● SUPPLIED DATA:
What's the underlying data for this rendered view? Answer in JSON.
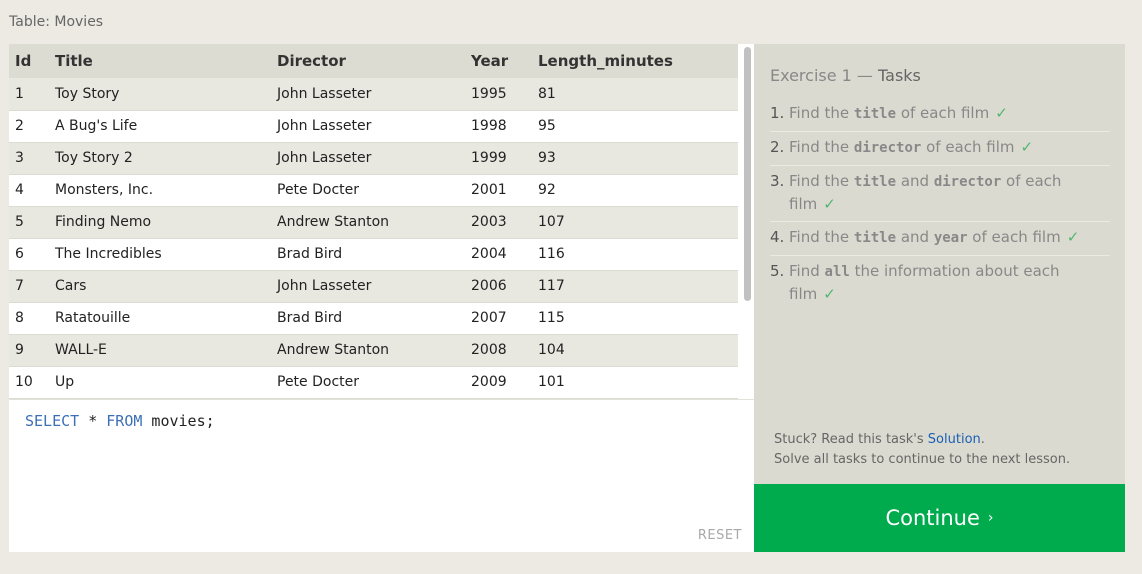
{
  "table_caption": "Table: Movies",
  "table": {
    "columns": [
      "Id",
      "Title",
      "Director",
      "Year",
      "Length_minutes"
    ],
    "rows": [
      [
        "1",
        "Toy Story",
        "John Lasseter",
        "1995",
        "81"
      ],
      [
        "2",
        "A Bug's Life",
        "John Lasseter",
        "1998",
        "95"
      ],
      [
        "3",
        "Toy Story 2",
        "John Lasseter",
        "1999",
        "93"
      ],
      [
        "4",
        "Monsters, Inc.",
        "Pete Docter",
        "2001",
        "92"
      ],
      [
        "5",
        "Finding Nemo",
        "Andrew Stanton",
        "2003",
        "107"
      ],
      [
        "6",
        "The Incredibles",
        "Brad Bird",
        "2004",
        "116"
      ],
      [
        "7",
        "Cars",
        "John Lasseter",
        "2006",
        "117"
      ],
      [
        "8",
        "Ratatouille",
        "Brad Bird",
        "2007",
        "115"
      ],
      [
        "9",
        "WALL-E",
        "Andrew Stanton",
        "2008",
        "104"
      ],
      [
        "10",
        "Up",
        "Pete Docter",
        "2009",
        "101"
      ]
    ]
  },
  "editor": {
    "kw1": "SELECT",
    "star": " * ",
    "kw2": "FROM",
    "rest": " movies;",
    "reset_label": "RESET"
  },
  "tasks": {
    "exercise": "Exercise 1",
    "dash": " — ",
    "title": "Tasks",
    "check": "✓",
    "items": [
      {
        "num": "1.",
        "parts": [
          "Find the ",
          "title",
          " of each film"
        ]
      },
      {
        "num": "2.",
        "parts": [
          "Find the ",
          "director",
          " of each film"
        ]
      },
      {
        "num": "3.",
        "parts": [
          "Find the ",
          "title",
          " and ",
          "director",
          " of each film"
        ]
      },
      {
        "num": "4.",
        "parts": [
          "Find the ",
          "title",
          " and ",
          "year",
          " of each film"
        ]
      },
      {
        "num": "5.",
        "parts": [
          "Find ",
          "all",
          " the information about each film"
        ]
      }
    ]
  },
  "help": {
    "stuck_prefix": "Stuck? Read this task's ",
    "solution_link": "Solution",
    "stuck_suffix": ".",
    "line2": "Solve all tasks to continue to the next lesson."
  },
  "continue_label": "Continue",
  "continue_chevron": "›"
}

● WORK TO DO: Keep every word of the data as it is when you write it out, but drop the pictures.

● EXERCISE RESPONSE:
What's the underlying data for this rendered view? Answer in JSON.
{
  "table_caption": "Table: Movies",
  "table": {
    "columns": [
      "Id",
      "Title",
      "Director",
      "Year",
      "Length_minutes"
    ],
    "rows": [
      [
        "1",
        "Toy Story",
        "John Lasseter",
        "1995",
        "81"
      ],
      [
        "2",
        "A Bug's Life",
        "John Lasseter",
        "1998",
        "95"
      ],
      [
        "3",
        "Toy Story 2",
        "John Lasseter",
        "1999",
        "93"
      ],
      [
        "4",
        "Monsters, Inc.",
        "Pete Docter",
        "2001",
        "92"
      ],
      [
        "5",
        "Finding Nemo",
        "Andrew Stanton",
        "2003",
        "107"
      ],
      [
        "6",
        "The Incredibles",
        "Brad Bird",
        "2004",
        "116"
      ],
      [
        "7",
        "Cars",
        "John Lasseter",
        "2006",
        "117"
      ],
      [
        "8",
        "Ratatouille",
        "Brad Bird",
        "2007",
        "115"
      ],
      [
        "9",
        "WALL-E",
        "Andrew Stanton",
        "2008",
        "104"
      ],
      [
        "10",
        "Up",
        "Pete Docter",
        "2009",
        "101"
      ]
    ]
  },
  "editor": {
    "kw1": "SELECT",
    "star": " * ",
    "kw2": "FROM",
    "rest": " movies;",
    "reset_label": "RESET"
  },
  "tasks": {
    "exercise": "Exercise 1",
    "dash": " — ",
    "title": "Tasks",
    "check": "✓",
    "items": [
      {
        "num": "1.",
        "parts": [
          "Find the ",
          "title",
          " of each film"
        ]
      },
      {
        "num": "2.",
        "parts": [
          "Find the ",
          "director",
          " of each film"
        ]
      },
      {
        "num": "3.",
        "parts": [
          "Find the ",
          "title",
          " and ",
          "director",
          " of each film"
        ]
      },
      {
        "num": "4.",
        "parts": [
          "Find the ",
          "title",
          " and ",
          "year",
          " of each film"
        ]
      },
      {
        "num": "5.",
        "parts": [
          "Find ",
          "all",
          " the information about each film"
        ]
      }
    ]
  },
  "help": {
    "stuck_prefix": "Stuck? Read this task's ",
    "solution_link": "Solution",
    "stuck_suffix": ".",
    "line2": "Solve all tasks to continue to the next lesson."
  },
  "continue_label": "Continue",
  "continue_chevron": "›"
}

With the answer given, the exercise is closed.